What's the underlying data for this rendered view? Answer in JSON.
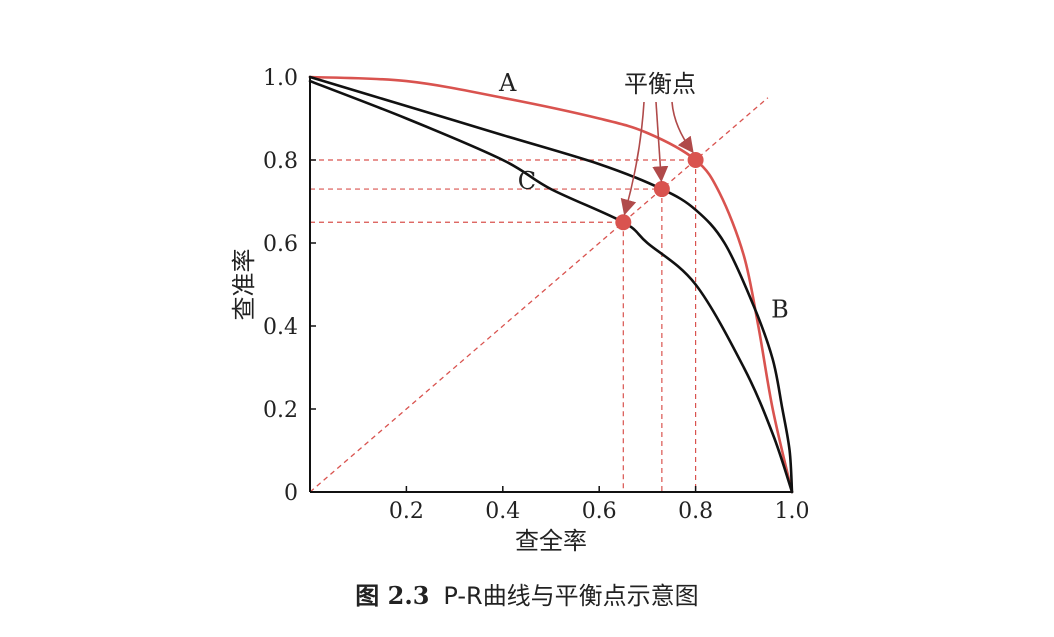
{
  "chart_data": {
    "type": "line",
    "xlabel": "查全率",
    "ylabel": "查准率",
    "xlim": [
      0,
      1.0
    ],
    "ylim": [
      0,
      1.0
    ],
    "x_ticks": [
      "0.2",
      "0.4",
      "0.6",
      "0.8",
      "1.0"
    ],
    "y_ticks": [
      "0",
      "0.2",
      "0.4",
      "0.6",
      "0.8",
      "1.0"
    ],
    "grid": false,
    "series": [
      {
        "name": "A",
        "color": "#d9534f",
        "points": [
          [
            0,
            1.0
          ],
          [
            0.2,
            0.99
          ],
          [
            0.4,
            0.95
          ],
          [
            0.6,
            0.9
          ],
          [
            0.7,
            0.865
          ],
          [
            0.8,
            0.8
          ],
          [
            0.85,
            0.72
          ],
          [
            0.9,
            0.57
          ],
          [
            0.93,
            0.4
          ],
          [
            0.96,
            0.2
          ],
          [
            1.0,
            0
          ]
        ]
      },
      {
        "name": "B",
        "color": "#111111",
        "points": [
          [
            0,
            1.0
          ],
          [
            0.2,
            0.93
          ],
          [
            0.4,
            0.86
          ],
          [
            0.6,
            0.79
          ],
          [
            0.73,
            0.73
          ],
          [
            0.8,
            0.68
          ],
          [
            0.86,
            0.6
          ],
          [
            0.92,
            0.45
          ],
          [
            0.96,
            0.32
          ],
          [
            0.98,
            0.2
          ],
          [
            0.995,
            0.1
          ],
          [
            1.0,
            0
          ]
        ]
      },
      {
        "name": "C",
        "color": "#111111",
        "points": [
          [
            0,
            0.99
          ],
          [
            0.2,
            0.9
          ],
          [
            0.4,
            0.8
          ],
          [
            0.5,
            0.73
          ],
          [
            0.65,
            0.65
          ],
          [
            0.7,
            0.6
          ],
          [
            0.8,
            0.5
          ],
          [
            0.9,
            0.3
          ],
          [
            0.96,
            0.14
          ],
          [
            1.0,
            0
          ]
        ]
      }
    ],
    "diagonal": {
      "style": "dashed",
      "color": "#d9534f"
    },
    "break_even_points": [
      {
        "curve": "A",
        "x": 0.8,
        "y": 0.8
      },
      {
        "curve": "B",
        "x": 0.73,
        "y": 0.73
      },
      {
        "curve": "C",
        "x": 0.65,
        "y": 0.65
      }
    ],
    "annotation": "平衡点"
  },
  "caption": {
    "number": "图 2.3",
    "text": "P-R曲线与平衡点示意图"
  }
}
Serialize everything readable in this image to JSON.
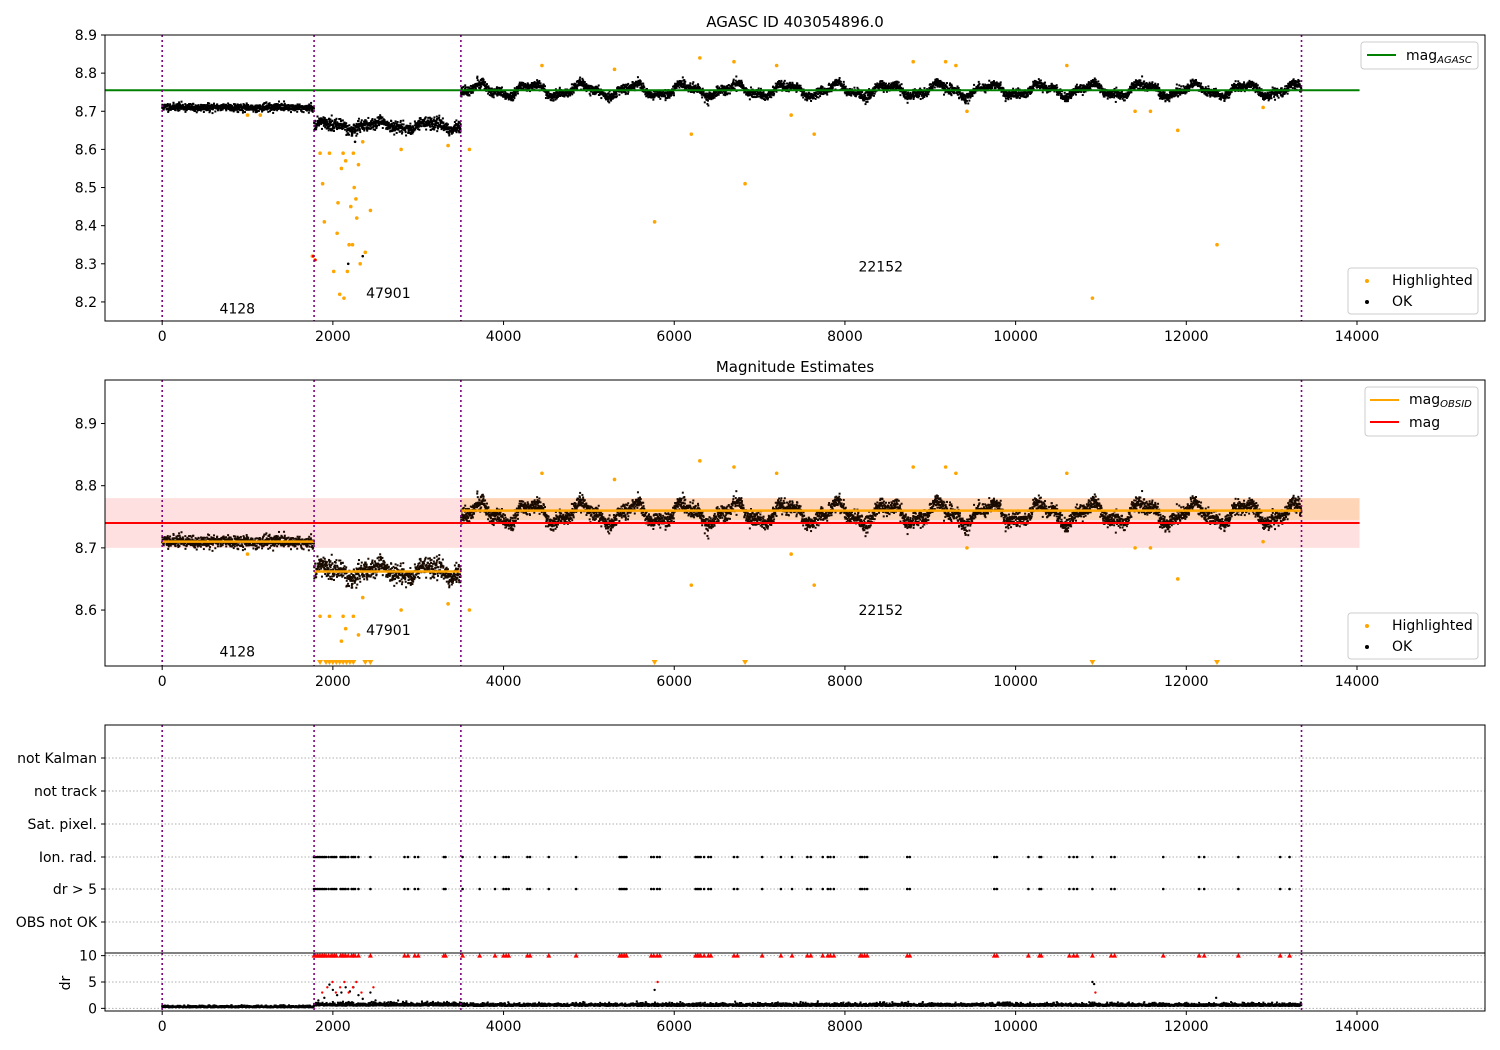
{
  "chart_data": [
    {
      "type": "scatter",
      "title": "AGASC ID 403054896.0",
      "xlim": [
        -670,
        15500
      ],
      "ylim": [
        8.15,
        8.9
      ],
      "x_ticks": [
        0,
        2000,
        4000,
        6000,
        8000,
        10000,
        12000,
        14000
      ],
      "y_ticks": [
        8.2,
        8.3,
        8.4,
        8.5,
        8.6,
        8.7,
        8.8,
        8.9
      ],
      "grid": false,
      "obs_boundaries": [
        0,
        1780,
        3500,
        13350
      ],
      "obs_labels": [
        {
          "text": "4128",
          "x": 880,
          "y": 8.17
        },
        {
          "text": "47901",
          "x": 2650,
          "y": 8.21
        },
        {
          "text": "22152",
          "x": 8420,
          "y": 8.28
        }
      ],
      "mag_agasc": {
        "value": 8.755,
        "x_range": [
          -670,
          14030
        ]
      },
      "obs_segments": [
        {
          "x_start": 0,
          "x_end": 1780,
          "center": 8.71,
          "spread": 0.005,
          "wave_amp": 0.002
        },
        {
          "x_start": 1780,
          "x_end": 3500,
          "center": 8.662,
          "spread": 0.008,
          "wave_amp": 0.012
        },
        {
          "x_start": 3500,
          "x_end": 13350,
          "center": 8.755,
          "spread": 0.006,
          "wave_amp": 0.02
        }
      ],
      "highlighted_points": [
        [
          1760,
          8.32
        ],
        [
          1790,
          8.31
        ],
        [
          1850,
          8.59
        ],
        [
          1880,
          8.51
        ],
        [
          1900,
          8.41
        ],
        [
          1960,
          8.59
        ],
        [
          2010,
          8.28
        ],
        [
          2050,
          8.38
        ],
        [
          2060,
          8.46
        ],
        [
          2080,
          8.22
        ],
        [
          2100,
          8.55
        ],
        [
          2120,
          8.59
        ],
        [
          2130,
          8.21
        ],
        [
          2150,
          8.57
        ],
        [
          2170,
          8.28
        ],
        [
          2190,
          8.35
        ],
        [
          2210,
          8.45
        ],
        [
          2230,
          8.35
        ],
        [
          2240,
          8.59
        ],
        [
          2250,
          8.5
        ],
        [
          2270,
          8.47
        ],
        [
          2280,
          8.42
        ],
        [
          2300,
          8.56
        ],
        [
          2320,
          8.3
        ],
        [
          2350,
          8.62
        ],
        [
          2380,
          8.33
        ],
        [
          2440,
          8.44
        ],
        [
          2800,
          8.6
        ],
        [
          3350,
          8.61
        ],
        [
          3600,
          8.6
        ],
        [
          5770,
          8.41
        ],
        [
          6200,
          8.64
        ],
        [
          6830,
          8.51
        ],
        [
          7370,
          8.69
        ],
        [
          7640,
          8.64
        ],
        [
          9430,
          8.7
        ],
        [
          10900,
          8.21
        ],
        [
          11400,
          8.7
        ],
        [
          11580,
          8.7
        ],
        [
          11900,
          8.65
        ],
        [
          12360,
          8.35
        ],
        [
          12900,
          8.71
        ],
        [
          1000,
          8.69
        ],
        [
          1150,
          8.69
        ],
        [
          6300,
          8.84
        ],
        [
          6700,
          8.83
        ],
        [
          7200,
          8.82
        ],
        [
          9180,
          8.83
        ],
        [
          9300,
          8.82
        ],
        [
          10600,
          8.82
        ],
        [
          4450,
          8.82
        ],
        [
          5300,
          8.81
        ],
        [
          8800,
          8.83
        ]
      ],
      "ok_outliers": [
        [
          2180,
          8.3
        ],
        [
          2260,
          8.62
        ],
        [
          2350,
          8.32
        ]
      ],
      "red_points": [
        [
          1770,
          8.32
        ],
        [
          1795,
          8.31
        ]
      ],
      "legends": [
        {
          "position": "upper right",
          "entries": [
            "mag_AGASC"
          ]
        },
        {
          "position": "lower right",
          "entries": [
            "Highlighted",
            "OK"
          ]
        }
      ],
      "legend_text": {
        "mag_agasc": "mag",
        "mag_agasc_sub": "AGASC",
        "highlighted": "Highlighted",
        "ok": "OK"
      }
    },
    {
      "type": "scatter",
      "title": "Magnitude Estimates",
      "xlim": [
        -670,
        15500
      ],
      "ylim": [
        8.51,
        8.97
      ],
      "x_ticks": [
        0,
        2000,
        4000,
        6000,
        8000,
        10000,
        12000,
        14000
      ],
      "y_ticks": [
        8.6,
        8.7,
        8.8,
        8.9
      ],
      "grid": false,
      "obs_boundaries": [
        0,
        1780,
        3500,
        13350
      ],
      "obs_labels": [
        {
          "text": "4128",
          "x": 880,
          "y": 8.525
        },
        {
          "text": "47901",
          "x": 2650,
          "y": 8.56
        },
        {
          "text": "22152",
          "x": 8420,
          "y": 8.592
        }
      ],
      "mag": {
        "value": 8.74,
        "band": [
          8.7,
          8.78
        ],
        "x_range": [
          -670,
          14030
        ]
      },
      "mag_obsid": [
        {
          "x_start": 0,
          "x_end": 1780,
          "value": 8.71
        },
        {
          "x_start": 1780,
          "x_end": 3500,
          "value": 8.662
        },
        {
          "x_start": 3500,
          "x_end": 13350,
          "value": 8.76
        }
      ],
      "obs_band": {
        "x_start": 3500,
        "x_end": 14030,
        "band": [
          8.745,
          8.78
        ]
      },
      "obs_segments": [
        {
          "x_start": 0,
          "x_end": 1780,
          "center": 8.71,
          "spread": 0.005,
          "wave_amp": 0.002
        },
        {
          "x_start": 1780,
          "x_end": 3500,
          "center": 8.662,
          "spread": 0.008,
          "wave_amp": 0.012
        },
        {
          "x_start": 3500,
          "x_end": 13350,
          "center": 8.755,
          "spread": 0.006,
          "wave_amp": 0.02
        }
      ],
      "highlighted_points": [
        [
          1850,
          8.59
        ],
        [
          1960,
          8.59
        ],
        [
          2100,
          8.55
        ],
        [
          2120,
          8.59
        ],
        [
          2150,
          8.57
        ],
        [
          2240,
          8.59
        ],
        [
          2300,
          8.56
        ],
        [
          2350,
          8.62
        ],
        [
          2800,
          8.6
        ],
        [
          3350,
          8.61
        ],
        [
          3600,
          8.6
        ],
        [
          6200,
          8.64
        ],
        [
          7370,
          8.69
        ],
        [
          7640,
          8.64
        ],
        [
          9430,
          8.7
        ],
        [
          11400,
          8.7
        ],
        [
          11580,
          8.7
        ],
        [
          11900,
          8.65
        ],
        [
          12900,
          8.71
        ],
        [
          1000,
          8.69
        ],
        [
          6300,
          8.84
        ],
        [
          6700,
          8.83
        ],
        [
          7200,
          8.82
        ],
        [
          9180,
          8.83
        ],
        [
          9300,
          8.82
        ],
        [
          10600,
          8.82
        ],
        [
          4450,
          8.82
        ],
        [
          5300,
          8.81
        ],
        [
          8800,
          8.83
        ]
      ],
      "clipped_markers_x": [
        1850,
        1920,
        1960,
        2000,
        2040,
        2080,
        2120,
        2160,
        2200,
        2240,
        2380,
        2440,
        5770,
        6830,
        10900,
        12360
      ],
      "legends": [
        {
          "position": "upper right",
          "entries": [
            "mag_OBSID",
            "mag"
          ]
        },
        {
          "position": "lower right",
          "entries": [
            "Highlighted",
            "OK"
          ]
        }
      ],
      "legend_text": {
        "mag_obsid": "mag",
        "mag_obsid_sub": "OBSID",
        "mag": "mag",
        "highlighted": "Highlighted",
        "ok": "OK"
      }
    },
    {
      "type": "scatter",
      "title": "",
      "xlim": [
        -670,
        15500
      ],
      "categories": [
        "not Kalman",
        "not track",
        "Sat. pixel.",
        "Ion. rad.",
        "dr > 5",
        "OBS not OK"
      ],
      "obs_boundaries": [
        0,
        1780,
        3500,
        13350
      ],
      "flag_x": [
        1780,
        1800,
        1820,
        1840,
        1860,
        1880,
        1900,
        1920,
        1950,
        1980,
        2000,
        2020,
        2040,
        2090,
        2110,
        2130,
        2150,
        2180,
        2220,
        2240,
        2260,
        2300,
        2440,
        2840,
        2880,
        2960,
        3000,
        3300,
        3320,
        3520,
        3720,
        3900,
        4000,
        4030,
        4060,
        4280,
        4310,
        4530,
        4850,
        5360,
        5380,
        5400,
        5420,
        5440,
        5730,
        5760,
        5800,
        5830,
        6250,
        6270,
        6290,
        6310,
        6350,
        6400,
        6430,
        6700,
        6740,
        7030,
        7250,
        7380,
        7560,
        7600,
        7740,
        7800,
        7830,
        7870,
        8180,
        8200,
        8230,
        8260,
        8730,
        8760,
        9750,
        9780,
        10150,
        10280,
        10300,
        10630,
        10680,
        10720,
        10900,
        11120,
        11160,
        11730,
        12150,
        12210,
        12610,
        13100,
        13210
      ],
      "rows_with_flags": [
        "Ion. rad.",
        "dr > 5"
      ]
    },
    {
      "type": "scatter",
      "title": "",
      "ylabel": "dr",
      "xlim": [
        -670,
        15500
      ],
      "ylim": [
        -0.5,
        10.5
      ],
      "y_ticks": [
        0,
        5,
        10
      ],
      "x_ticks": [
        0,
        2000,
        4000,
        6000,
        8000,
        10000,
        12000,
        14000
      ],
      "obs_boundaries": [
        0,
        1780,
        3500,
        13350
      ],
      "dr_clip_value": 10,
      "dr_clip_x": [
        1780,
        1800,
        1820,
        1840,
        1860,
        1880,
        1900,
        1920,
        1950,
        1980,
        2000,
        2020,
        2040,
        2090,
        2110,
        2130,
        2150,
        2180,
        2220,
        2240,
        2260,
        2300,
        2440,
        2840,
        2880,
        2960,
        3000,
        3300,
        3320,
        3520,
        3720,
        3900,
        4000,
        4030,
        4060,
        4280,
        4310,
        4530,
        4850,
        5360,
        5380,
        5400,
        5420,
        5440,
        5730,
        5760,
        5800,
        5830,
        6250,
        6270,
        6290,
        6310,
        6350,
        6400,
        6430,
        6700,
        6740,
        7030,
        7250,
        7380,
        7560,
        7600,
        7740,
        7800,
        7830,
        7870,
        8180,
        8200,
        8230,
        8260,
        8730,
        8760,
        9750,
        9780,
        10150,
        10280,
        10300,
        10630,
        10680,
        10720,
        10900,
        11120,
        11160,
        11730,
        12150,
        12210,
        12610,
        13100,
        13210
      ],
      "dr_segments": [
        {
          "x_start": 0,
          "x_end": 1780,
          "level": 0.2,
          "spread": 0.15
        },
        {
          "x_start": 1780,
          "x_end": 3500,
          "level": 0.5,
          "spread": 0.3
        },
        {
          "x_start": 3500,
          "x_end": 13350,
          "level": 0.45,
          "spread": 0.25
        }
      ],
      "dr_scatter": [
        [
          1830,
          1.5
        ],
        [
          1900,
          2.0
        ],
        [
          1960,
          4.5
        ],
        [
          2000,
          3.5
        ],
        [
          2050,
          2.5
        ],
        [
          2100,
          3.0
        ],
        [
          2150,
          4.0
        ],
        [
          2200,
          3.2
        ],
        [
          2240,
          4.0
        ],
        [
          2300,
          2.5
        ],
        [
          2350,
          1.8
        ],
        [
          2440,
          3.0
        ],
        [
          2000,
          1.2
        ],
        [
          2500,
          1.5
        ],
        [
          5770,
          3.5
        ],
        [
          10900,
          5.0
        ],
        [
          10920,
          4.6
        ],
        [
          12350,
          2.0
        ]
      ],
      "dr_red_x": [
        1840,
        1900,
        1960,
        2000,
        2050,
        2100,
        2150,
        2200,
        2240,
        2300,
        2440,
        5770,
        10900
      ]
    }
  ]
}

= = = = = = =

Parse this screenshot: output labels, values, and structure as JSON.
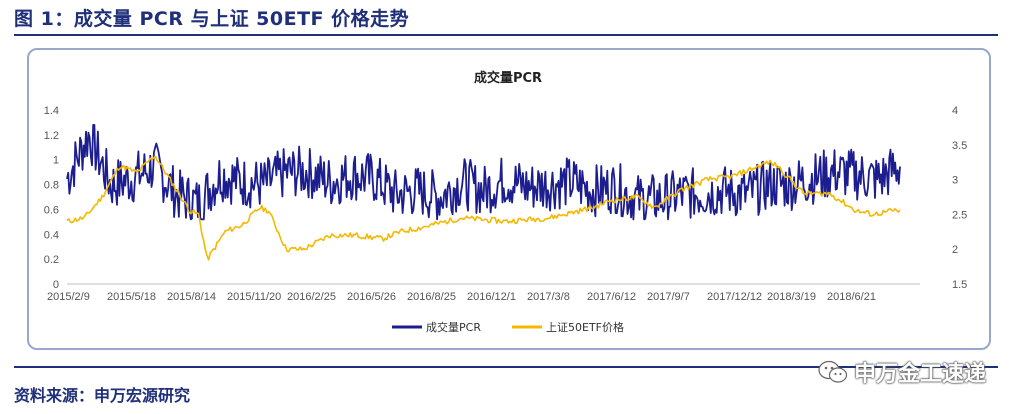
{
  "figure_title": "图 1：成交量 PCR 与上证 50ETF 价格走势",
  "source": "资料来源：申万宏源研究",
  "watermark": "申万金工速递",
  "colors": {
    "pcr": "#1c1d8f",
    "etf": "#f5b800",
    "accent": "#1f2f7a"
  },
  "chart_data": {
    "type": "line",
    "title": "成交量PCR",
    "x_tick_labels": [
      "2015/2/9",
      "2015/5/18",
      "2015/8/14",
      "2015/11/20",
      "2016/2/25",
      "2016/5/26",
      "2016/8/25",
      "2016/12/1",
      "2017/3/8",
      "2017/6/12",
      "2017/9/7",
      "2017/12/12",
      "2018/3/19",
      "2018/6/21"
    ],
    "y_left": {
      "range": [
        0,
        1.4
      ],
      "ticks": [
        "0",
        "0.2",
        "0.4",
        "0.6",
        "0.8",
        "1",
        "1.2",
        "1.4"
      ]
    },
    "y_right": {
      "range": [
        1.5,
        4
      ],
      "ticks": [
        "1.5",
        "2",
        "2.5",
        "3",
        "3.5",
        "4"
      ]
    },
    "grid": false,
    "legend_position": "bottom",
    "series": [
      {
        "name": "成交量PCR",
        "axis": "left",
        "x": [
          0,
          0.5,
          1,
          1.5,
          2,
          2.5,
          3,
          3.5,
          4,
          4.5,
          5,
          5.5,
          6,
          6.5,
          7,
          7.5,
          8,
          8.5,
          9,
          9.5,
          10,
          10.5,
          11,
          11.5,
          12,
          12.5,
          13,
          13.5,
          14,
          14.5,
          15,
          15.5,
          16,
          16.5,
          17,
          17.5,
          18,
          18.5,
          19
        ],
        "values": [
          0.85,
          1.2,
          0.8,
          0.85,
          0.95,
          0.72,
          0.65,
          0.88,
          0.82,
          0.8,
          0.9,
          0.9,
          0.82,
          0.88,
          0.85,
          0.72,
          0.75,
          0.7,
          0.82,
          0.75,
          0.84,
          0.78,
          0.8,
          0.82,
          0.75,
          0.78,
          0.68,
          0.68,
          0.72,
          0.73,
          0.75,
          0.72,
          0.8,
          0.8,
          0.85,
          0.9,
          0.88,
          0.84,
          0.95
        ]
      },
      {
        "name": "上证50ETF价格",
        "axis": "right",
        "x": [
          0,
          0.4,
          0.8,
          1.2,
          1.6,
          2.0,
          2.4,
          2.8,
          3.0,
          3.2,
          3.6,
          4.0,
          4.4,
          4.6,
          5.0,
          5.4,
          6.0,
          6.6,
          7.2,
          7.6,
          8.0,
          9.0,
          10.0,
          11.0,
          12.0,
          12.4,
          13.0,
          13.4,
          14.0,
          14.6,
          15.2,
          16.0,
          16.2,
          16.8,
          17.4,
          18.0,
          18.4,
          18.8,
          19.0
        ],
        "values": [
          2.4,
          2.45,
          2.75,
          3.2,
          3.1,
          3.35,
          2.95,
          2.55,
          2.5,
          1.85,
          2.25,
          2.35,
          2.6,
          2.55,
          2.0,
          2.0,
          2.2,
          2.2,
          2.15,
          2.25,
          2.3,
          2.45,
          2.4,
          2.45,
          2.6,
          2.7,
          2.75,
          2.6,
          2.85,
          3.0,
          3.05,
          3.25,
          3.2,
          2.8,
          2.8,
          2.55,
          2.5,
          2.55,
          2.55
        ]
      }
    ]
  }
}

= = = = = = =

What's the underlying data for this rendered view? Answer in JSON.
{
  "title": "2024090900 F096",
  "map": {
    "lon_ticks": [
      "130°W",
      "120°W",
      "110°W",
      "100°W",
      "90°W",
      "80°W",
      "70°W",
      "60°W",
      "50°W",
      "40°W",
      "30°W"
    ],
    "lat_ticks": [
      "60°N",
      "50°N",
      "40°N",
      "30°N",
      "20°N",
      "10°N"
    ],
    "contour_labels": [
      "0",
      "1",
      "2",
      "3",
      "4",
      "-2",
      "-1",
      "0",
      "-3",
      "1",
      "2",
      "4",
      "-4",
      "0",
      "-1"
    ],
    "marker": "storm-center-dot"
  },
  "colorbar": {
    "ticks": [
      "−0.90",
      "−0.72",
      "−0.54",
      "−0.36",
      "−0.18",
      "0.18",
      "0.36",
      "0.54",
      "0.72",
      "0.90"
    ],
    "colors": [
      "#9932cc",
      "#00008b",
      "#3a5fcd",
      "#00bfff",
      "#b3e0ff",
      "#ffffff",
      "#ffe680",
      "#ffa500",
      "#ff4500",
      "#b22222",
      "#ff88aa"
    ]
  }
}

= = = = = = =

WRITTEN REQUEST
Copy every line from the entries that contains the word "name".

ANSWER TO THIS EXERCISE
        "name": "A",
        "name": "B",
        "name": "C",
        "name": "成交量PCR",
        "name": "上证50ETF价格",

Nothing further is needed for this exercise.